▸ **BRIEF**: Restate each of the lines given below, word for word.
══════════
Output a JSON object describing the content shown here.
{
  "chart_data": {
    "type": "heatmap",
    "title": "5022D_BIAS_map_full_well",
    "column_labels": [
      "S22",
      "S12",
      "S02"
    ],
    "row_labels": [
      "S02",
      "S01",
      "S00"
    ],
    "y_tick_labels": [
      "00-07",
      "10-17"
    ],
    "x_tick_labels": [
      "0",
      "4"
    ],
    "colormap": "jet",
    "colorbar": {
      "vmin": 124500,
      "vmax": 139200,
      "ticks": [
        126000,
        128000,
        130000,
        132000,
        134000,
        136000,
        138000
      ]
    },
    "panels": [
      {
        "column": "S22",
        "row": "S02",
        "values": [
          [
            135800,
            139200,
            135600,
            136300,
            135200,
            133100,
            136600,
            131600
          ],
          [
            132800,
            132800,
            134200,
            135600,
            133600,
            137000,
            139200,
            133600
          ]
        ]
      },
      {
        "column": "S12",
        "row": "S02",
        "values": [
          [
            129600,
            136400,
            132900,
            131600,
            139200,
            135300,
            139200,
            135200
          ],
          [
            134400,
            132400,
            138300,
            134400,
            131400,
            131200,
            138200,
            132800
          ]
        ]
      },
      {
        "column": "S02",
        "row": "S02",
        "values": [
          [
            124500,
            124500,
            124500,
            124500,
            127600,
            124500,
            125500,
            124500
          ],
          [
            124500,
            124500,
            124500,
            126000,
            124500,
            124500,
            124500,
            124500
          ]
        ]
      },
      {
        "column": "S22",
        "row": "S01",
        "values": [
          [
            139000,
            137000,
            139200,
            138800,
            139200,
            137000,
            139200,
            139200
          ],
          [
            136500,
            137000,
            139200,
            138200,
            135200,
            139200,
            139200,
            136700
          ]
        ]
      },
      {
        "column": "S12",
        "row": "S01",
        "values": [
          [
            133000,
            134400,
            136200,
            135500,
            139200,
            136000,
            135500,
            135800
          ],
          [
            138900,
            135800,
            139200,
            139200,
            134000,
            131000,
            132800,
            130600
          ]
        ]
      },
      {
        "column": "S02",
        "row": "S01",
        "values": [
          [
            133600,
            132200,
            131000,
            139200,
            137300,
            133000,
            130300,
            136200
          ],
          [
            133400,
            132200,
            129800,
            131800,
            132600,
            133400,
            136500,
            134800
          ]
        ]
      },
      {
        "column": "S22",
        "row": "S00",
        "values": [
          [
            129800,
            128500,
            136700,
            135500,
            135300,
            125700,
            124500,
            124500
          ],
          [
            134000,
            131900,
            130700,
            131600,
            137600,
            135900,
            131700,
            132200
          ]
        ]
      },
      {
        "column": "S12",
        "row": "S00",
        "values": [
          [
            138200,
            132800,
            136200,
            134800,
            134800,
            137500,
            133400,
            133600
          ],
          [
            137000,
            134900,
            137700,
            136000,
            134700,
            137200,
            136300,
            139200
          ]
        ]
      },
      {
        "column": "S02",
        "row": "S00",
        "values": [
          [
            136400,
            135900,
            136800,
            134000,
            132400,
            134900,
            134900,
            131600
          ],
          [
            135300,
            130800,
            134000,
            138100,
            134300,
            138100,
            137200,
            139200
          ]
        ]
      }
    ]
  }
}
══════════
▸ **EXPECTED OUTPUT**:
Output a JSON object describing the content shown here.
{
  "chart_data": {
    "type": "heatmap",
    "title": "5022D_BIAS_map_full_well",
    "column_labels": [
      "S22",
      "S12",
      "S02"
    ],
    "row_labels": [
      "S02",
      "S01",
      "S00"
    ],
    "y_tick_labels": [
      "00-07",
      "10-17"
    ],
    "x_tick_labels": [
      "0",
      "4"
    ],
    "colormap": "jet",
    "colorbar": {
      "vmin": 124500,
      "vmax": 139200,
      "ticks": [
        126000,
        128000,
        130000,
        132000,
        134000,
        136000,
        138000
      ]
    },
    "panels": [
      {
        "column": "S22",
        "row": "S02",
        "values": [
          [
            135800,
            139200,
            135600,
            136300,
            135200,
            133100,
            136600,
            131600
          ],
          [
            132800,
            132800,
            134200,
            135600,
            133600,
            137000,
            139200,
            133600
          ]
        ]
      },
      {
        "column": "S12",
        "row": "S02",
        "values": [
          [
            129600,
            136400,
            132900,
            131600,
            139200,
            135300,
            139200,
            135200
          ],
          [
            134400,
            132400,
            138300,
            134400,
            131400,
            131200,
            138200,
            132800
          ]
        ]
      },
      {
        "column": "S02",
        "row": "S02",
        "values": [
          [
            124500,
            124500,
            124500,
            124500,
            127600,
            124500,
            125500,
            124500
          ],
          [
            124500,
            124500,
            124500,
            126000,
            124500,
            124500,
            124500,
            124500
          ]
        ]
      },
      {
        "column": "S22",
        "row": "S01",
        "values": [
          [
            139000,
            137000,
            139200,
            138800,
            139200,
            137000,
            139200,
            139200
          ],
          [
            136500,
            137000,
            139200,
            138200,
            135200,
            139200,
            139200,
            136700
          ]
        ]
      },
      {
        "column": "S12",
        "row": "S01",
        "values": [
          [
            133000,
            134400,
            136200,
            135500,
            139200,
            136000,
            135500,
            135800
          ],
          [
            138900,
            135800,
            139200,
            139200,
            134000,
            131000,
            132800,
            130600
          ]
        ]
      },
      {
        "column": "S02",
        "row": "S01",
        "values": [
          [
            133600,
            132200,
            131000,
            139200,
            137300,
            133000,
            130300,
            136200
          ],
          [
            133400,
            132200,
            129800,
            131800,
            132600,
            133400,
            136500,
            134800
          ]
        ]
      },
      {
        "column": "S22",
        "row": "S00",
        "values": [
          [
            129800,
            128500,
            136700,
            135500,
            135300,
            125700,
            124500,
            124500
          ],
          [
            134000,
            131900,
            130700,
            131600,
            137600,
            135900,
            131700,
            132200
          ]
        ]
      },
      {
        "column": "S12",
        "row": "S00",
        "values": [
          [
            138200,
            132800,
            136200,
            134800,
            134800,
            137500,
            133400,
            133600
          ],
          [
            137000,
            134900,
            137700,
            136000,
            134700,
            137200,
            136300,
            139200
          ]
        ]
      },
      {
        "column": "S02",
        "row": "S00",
        "values": [
          [
            136400,
            135900,
            136800,
            134000,
            132400,
            134900,
            134900,
            131600
          ],
          [
            135300,
            130800,
            134000,
            138100,
            134300,
            138100,
            137200,
            139200
          ]
        ]
      }
    ]
  }
}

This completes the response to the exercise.